> Set problem
Copy every line that contains the string "place" from the entries below.

> Materials provided
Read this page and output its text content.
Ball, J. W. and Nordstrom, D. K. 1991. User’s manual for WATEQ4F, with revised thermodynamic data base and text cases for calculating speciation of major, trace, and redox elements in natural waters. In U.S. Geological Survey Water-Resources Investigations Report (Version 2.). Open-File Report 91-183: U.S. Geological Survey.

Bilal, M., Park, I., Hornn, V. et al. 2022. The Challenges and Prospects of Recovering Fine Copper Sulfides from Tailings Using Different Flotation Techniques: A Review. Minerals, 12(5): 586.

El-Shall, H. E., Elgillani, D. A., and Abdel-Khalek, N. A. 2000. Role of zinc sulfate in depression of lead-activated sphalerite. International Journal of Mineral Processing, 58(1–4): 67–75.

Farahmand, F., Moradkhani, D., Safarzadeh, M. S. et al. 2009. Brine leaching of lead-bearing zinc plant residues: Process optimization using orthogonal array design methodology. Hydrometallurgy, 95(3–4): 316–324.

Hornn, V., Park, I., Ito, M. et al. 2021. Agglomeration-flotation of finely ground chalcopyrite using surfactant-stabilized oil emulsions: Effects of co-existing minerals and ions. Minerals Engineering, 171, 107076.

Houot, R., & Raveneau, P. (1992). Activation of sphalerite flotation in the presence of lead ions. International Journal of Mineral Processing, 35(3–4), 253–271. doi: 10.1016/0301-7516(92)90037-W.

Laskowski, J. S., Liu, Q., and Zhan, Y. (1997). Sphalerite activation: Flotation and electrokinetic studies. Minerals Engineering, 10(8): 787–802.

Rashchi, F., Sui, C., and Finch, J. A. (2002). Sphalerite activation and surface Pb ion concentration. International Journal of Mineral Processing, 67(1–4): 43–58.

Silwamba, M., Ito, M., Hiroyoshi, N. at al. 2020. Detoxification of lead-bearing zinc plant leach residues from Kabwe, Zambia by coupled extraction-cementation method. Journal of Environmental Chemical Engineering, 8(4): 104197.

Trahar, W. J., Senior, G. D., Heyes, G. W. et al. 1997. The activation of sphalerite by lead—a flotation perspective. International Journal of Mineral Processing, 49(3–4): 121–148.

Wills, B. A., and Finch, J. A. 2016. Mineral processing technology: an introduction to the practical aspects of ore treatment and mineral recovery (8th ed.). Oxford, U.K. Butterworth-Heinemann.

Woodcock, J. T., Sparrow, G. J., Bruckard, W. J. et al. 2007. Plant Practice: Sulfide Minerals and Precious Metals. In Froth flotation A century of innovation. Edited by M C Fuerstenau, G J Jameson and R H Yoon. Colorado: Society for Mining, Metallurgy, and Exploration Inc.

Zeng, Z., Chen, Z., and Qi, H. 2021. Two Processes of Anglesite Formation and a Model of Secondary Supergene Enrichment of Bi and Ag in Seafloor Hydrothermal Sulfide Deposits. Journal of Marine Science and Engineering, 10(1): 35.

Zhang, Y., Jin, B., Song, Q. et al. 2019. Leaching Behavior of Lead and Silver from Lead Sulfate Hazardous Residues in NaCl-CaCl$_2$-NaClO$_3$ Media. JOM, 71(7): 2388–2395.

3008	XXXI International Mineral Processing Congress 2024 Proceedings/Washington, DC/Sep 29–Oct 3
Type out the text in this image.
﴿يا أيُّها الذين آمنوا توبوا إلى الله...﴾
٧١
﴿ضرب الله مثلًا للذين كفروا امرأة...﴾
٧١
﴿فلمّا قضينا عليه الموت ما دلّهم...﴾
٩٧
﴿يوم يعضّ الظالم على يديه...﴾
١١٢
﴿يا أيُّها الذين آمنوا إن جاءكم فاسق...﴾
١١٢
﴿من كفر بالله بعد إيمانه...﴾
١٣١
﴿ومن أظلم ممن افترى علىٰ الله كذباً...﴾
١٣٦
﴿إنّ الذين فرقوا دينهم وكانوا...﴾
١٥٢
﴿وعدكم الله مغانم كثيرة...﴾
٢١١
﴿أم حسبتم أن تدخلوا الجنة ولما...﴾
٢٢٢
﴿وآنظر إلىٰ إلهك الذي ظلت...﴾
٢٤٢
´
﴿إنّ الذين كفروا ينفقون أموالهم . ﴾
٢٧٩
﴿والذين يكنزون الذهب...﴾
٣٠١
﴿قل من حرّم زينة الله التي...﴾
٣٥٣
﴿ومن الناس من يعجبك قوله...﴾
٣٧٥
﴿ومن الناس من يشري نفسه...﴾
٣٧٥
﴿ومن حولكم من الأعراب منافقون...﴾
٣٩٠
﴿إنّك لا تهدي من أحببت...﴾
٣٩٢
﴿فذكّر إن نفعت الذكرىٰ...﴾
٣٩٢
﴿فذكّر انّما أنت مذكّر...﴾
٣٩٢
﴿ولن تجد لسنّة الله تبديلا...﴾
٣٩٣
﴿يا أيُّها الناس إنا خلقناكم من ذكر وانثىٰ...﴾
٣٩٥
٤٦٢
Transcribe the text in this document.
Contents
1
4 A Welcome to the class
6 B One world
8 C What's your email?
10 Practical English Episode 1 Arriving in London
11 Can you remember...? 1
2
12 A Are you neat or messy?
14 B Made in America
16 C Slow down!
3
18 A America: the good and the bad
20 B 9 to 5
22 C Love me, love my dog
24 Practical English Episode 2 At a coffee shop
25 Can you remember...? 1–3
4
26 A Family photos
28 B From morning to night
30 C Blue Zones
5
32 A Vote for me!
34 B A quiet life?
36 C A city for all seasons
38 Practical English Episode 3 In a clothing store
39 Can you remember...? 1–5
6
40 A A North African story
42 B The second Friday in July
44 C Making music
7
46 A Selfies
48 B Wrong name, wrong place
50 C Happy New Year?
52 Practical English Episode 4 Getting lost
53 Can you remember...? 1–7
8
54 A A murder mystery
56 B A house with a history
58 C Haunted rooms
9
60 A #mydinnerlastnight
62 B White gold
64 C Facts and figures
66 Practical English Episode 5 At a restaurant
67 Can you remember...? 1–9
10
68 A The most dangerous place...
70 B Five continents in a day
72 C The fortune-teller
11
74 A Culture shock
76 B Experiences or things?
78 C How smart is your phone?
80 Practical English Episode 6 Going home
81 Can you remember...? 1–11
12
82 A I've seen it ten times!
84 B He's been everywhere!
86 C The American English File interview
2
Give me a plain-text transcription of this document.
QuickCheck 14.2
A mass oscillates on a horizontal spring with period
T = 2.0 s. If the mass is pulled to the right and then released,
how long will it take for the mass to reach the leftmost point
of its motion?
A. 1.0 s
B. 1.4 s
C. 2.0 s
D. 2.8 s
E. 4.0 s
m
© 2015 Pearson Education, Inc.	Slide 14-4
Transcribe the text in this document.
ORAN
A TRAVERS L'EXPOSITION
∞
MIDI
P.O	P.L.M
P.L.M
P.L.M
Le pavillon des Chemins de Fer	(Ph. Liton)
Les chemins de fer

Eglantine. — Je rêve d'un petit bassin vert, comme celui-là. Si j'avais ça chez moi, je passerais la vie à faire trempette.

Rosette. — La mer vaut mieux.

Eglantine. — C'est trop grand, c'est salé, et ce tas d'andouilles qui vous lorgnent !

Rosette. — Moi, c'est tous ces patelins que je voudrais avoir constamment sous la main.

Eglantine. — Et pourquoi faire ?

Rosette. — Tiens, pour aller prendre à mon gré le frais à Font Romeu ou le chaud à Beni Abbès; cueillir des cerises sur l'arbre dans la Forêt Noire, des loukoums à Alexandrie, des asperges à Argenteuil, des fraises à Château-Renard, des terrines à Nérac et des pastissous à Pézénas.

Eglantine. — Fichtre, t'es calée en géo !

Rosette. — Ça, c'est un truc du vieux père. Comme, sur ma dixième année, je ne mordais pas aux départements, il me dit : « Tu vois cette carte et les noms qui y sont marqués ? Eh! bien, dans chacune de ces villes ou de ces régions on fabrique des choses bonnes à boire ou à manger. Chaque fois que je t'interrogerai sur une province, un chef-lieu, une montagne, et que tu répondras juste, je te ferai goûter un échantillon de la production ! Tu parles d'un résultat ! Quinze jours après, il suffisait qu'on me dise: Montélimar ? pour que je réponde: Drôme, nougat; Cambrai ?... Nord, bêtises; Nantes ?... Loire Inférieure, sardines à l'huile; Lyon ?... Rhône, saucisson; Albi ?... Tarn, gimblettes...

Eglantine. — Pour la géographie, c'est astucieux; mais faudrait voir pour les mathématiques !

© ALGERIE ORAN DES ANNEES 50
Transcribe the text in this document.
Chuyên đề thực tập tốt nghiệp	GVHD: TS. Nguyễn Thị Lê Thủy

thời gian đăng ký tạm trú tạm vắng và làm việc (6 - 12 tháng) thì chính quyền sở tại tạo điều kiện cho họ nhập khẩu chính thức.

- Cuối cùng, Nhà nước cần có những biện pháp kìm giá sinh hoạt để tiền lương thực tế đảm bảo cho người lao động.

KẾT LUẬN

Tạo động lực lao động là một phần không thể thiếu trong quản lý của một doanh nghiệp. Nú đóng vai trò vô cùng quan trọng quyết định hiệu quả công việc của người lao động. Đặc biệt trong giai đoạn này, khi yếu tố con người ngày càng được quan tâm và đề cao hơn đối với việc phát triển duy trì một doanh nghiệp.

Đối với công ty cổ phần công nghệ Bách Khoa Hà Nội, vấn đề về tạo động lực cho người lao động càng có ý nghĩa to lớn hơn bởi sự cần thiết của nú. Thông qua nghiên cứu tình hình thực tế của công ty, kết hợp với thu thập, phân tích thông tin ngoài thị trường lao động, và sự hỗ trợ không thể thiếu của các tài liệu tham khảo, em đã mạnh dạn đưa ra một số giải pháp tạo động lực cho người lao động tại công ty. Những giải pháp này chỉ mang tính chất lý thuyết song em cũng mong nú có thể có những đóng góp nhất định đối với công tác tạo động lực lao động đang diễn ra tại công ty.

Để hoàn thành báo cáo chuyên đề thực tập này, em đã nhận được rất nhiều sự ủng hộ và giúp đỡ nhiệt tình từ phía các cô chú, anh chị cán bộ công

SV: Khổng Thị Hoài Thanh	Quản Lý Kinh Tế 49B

> The response
48 B Wrong name, wrong place
68 A The most dangerous place...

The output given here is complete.